**TASK TO CARRY OUT**.
Across the material below, how many lines contain the word "title"? Give only the number.

**RAW DATA**.
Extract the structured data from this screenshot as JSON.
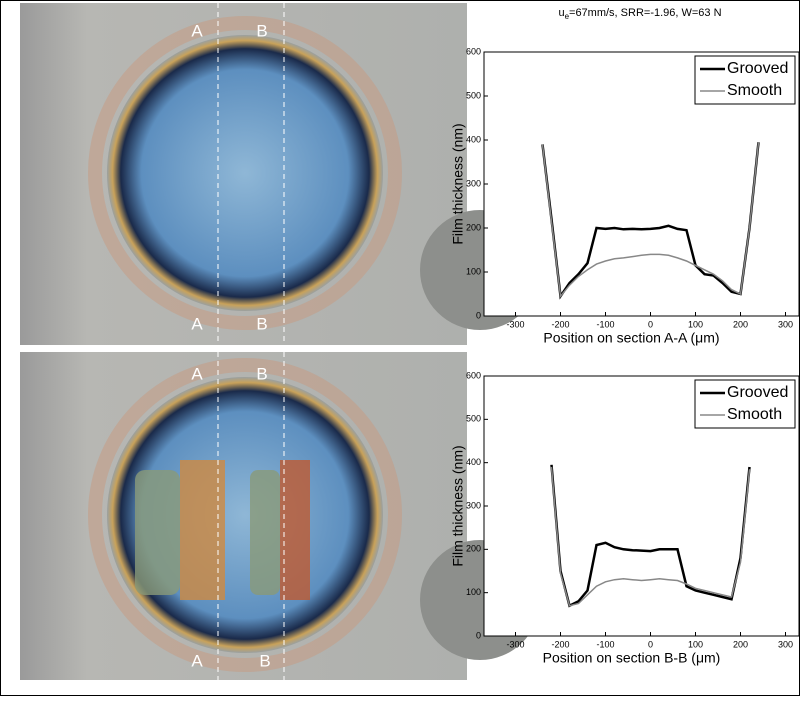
{
  "chart_data": [
    {
      "type": "line",
      "title": {
        "symbol": "u",
        "subscript": "e",
        "text": "=67mm/s, SRR=-1.96, W=63 N"
      },
      "x_label": "Position on section A-A (μm)",
      "y_label": "Film thickness (nm)",
      "x": [
        -240,
        -220,
        -200,
        -180,
        -160,
        -140,
        -120,
        -100,
        -80,
        -60,
        -40,
        -20,
        0,
        20,
        40,
        60,
        80,
        100,
        120,
        140,
        160,
        180,
        200,
        220,
        240
      ],
      "series": [
        {
          "name": "Grooved",
          "color": "#000000",
          "values": [
            390,
            220,
            45,
            75,
            95,
            120,
            200,
            198,
            200,
            197,
            198,
            197,
            198,
            200,
            205,
            198,
            195,
            115,
            95,
            92,
            75,
            55,
            50,
            200,
            395
          ]
        },
        {
          "name": "Smooth",
          "color": "#888888",
          "values": [
            390,
            215,
            45,
            70,
            90,
            105,
            118,
            125,
            130,
            132,
            135,
            138,
            140,
            140,
            138,
            132,
            125,
            115,
            105,
            95,
            80,
            60,
            50,
            200,
            395
          ]
        }
      ],
      "xlim": [
        -370,
        330
      ],
      "ylim": [
        0,
        600
      ],
      "xticks": [
        -300,
        -200,
        -100,
        0,
        100,
        200,
        300
      ],
      "yticks": [
        0,
        100,
        200,
        300,
        400,
        500,
        600
      ],
      "legend": "upper right"
    },
    {
      "type": "line",
      "x_label": "Position on section B-B (μm)",
      "y_label": "Film thickness (nm)",
      "x": [
        -220,
        -200,
        -180,
        -160,
        -140,
        -120,
        -100,
        -80,
        -60,
        -40,
        -20,
        0,
        20,
        40,
        60,
        80,
        100,
        120,
        140,
        160,
        180,
        200,
        220
      ],
      "series": [
        {
          "name": "Grooved",
          "color": "#000000",
          "values": [
            395,
            150,
            70,
            80,
            105,
            210,
            215,
            205,
            200,
            198,
            197,
            196,
            200,
            200,
            200,
            115,
            105,
            100,
            95,
            90,
            85,
            180,
            390
          ]
        },
        {
          "name": "Smooth",
          "color": "#888888",
          "values": [
            390,
            145,
            70,
            75,
            95,
            115,
            125,
            130,
            132,
            130,
            128,
            130,
            132,
            130,
            128,
            120,
            110,
            105,
            100,
            95,
            90,
            170,
            385
          ]
        }
      ],
      "xlim": [
        -370,
        330
      ],
      "ylim": [
        0,
        600
      ],
      "xticks": [
        -300,
        -200,
        -100,
        0,
        100,
        200,
        300
      ],
      "yticks": [
        0,
        100,
        200,
        300,
        400,
        500,
        600
      ],
      "legend": "upper right"
    }
  ],
  "images": [
    {
      "top_labels": [
        "A",
        "B"
      ],
      "bottom_labels": [
        "A",
        "B"
      ]
    },
    {
      "top_labels": [
        "A",
        "B"
      ],
      "bottom_labels": [
        "A",
        "B"
      ]
    }
  ]
}
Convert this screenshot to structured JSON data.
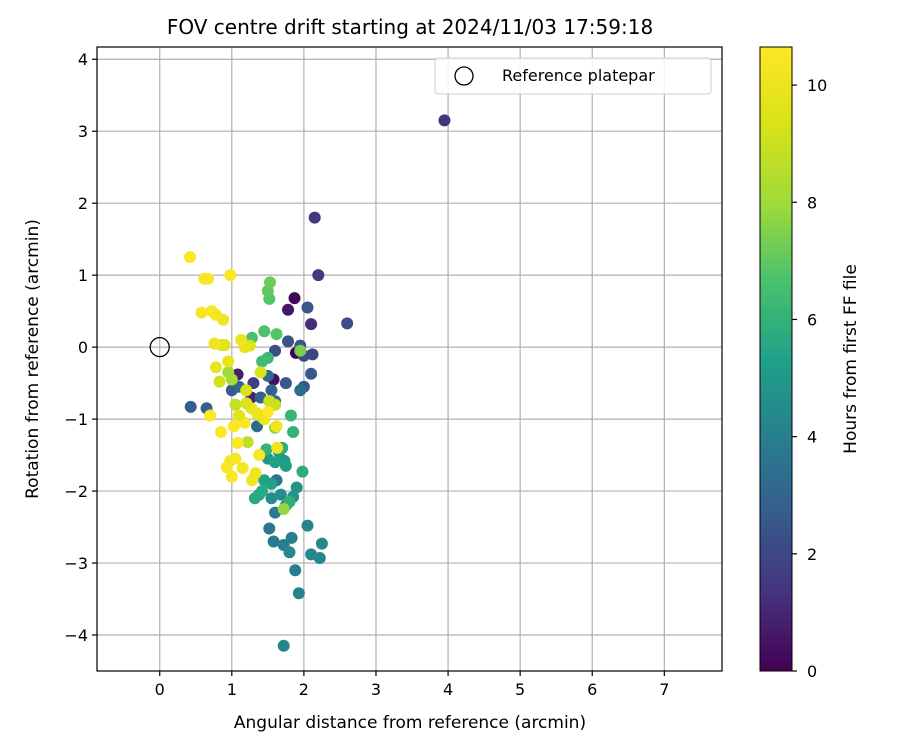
{
  "chart_data": {
    "type": "scatter",
    "title": "FOV centre drift starting at 2024/11/03 17:59:18",
    "xlabel": "Angular distance from reference (arcmin)",
    "ylabel": "Rotation from reference (arcmin)",
    "xlim": [
      -0.87,
      7.8
    ],
    "ylim": [
      -4.5,
      4.17
    ],
    "xticks": [
      0,
      1,
      2,
      3,
      4,
      5,
      6,
      7
    ],
    "yticks": [
      -4,
      -3,
      -2,
      -1,
      0,
      1,
      2,
      3,
      4
    ],
    "grid": true,
    "legend": {
      "placement": "top-right",
      "entries": [
        "Reference platepar"
      ]
    },
    "reference_point": {
      "x": 0,
      "y": 0,
      "label": "Reference platepar"
    },
    "colorbar": {
      "label": "Hours from first FF file",
      "colormap": "viridis",
      "range": [
        0,
        10.65
      ],
      "ticks": [
        0,
        2,
        4,
        6,
        8,
        10
      ]
    },
    "points": [
      [
        1.89,
        -0.08,
        0.0
      ],
      [
        1.87,
        0.68,
        0.2
      ],
      [
        1.58,
        -0.45,
        0.4
      ],
      [
        1.78,
        0.52,
        0.6
      ],
      [
        1.08,
        -0.38,
        0.8
      ],
      [
        1.27,
        -0.7,
        1.0
      ],
      [
        2.1,
        0.32,
        1.2
      ],
      [
        3.95,
        3.15,
        1.4
      ],
      [
        2.15,
        1.8,
        1.5
      ],
      [
        2.2,
        1.0,
        1.6
      ],
      [
        1.3,
        -0.5,
        1.8
      ],
      [
        2.0,
        -0.12,
        2.0
      ],
      [
        2.12,
        -0.1,
        2.0
      ],
      [
        2.6,
        0.33,
        2.2
      ],
      [
        1.6,
        -0.05,
        2.2
      ],
      [
        1.78,
        0.08,
        2.3
      ],
      [
        1.95,
        0.02,
        2.4
      ],
      [
        2.05,
        0.55,
        2.5
      ],
      [
        1.75,
        -0.5,
        2.5
      ],
      [
        2.0,
        -0.55,
        2.6
      ],
      [
        2.1,
        -0.37,
        2.6
      ],
      [
        1.0,
        -0.6,
        2.7
      ],
      [
        0.43,
        -0.83,
        2.7
      ],
      [
        0.65,
        -0.85,
        2.8
      ],
      [
        1.4,
        -0.7,
        2.9
      ],
      [
        1.1,
        -0.55,
        3.0
      ],
      [
        1.55,
        -0.6,
        3.0
      ],
      [
        1.35,
        -1.1,
        3.1
      ],
      [
        1.5,
        -0.4,
        3.2
      ],
      [
        1.95,
        -0.6,
        3.3
      ],
      [
        1.6,
        -0.75,
        3.4
      ],
      [
        1.62,
        -1.85,
        3.6
      ],
      [
        1.52,
        -2.52,
        3.7
      ],
      [
        1.6,
        -2.3,
        3.8
      ],
      [
        1.58,
        -2.7,
        3.8
      ],
      [
        1.72,
        -2.75,
        3.9
      ],
      [
        1.83,
        -2.65,
        4.0
      ],
      [
        1.88,
        -3.1,
        4.0
      ],
      [
        1.75,
        -2.2,
        4.1
      ],
      [
        1.93,
        -3.42,
        4.1
      ],
      [
        1.72,
        -4.15,
        4.2
      ],
      [
        2.05,
        -2.48,
        4.2
      ],
      [
        2.1,
        -2.88,
        4.3
      ],
      [
        2.22,
        -2.93,
        4.3
      ],
      [
        2.25,
        -2.73,
        4.4
      ],
      [
        1.8,
        -2.85,
        4.4
      ],
      [
        1.55,
        -2.1,
        4.5
      ],
      [
        1.68,
        -2.05,
        4.6
      ],
      [
        1.85,
        -2.08,
        4.7
      ],
      [
        1.9,
        -1.95,
        4.8
      ],
      [
        1.5,
        -1.55,
        4.9
      ],
      [
        1.65,
        -1.45,
        5.0
      ],
      [
        1.68,
        -1.55,
        5.0
      ],
      [
        1.73,
        -1.58,
        5.1
      ],
      [
        1.75,
        -1.65,
        5.2
      ],
      [
        1.6,
        -1.6,
        5.3
      ],
      [
        1.55,
        -1.9,
        5.3
      ],
      [
        1.45,
        -1.85,
        5.4
      ],
      [
        1.38,
        -2.05,
        5.5
      ],
      [
        1.32,
        -2.1,
        5.6
      ],
      [
        1.42,
        -2.0,
        5.7
      ],
      [
        1.7,
        -1.4,
        5.8
      ],
      [
        1.98,
        -1.73,
        5.8
      ],
      [
        1.8,
        -2.15,
        5.9
      ],
      [
        1.48,
        -1.42,
        6.0
      ],
      [
        1.85,
        -1.18,
        6.0
      ],
      [
        1.82,
        -0.95,
        6.1
      ],
      [
        1.5,
        -0.15,
        6.3
      ],
      [
        1.42,
        -0.2,
        6.4
      ],
      [
        1.28,
        0.13,
        6.6
      ],
      [
        1.45,
        0.22,
        6.7
      ],
      [
        1.62,
        0.18,
        6.8
      ],
      [
        1.52,
        0.67,
        6.8
      ],
      [
        1.5,
        0.78,
        7.0
      ],
      [
        1.53,
        0.9,
        7.2
      ],
      [
        1.95,
        -0.05,
        7.4
      ],
      [
        1.6,
        -1.12,
        7.6
      ],
      [
        1.72,
        -2.25,
        7.8
      ],
      [
        0.95,
        -0.35,
        8.0
      ],
      [
        1.0,
        -0.45,
        8.2
      ],
      [
        1.38,
        -0.95,
        8.5
      ],
      [
        1.22,
        -1.32,
        8.7
      ],
      [
        1.05,
        -0.8,
        8.8
      ],
      [
        1.6,
        -0.8,
        9.0
      ],
      [
        1.52,
        -0.75,
        9.0
      ],
      [
        0.83,
        -0.48,
        9.2
      ],
      [
        1.2,
        -0.6,
        9.3
      ],
      [
        1.4,
        -0.35,
        9.4
      ],
      [
        1.25,
        0.02,
        9.5
      ],
      [
        0.9,
        0.03,
        9.6
      ],
      [
        0.85,
        0.03,
        9.7
      ],
      [
        1.18,
        0.0,
        9.8
      ],
      [
        0.95,
        -0.2,
        9.8
      ],
      [
        1.27,
        -0.85,
        9.9
      ],
      [
        1.35,
        -0.92,
        10.0
      ],
      [
        1.45,
        -1.0,
        10.0
      ],
      [
        1.62,
        -1.1,
        10.1
      ],
      [
        1.63,
        -1.4,
        10.1
      ],
      [
        1.33,
        -1.75,
        10.2
      ],
      [
        1.28,
        -1.85,
        10.2
      ],
      [
        1.15,
        -1.68,
        10.3
      ],
      [
        1.05,
        -1.55,
        10.3
      ],
      [
        0.98,
        -1.58,
        10.4
      ],
      [
        0.93,
        -1.67,
        10.4
      ],
      [
        1.0,
        -1.8,
        10.5
      ],
      [
        1.03,
        -1.1,
        10.5
      ],
      [
        1.18,
        -1.05,
        10.5
      ],
      [
        1.08,
        -1.33,
        10.6
      ],
      [
        1.38,
        -1.5,
        10.6
      ],
      [
        1.5,
        -0.9,
        10.6
      ],
      [
        0.85,
        -1.18,
        10.6
      ],
      [
        0.7,
        -0.95,
        10.6
      ],
      [
        0.58,
        0.48,
        10.4
      ],
      [
        0.72,
        0.5,
        10.5
      ],
      [
        0.78,
        0.45,
        10.3
      ],
      [
        0.88,
        0.38,
        10.2
      ],
      [
        0.62,
        0.95,
        10.5
      ],
      [
        0.67,
        0.95,
        10.4
      ],
      [
        0.98,
        1.0,
        10.6
      ],
      [
        0.42,
        1.25,
        10.6
      ],
      [
        0.76,
        0.05,
        10.1
      ],
      [
        1.13,
        0.1,
        10.0
      ],
      [
        0.78,
        -0.28,
        9.9
      ],
      [
        1.1,
        -0.95,
        9.7
      ],
      [
        1.2,
        -0.78,
        9.6
      ]
    ]
  }
}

**SOLUTION FOR THIS TASK**.
2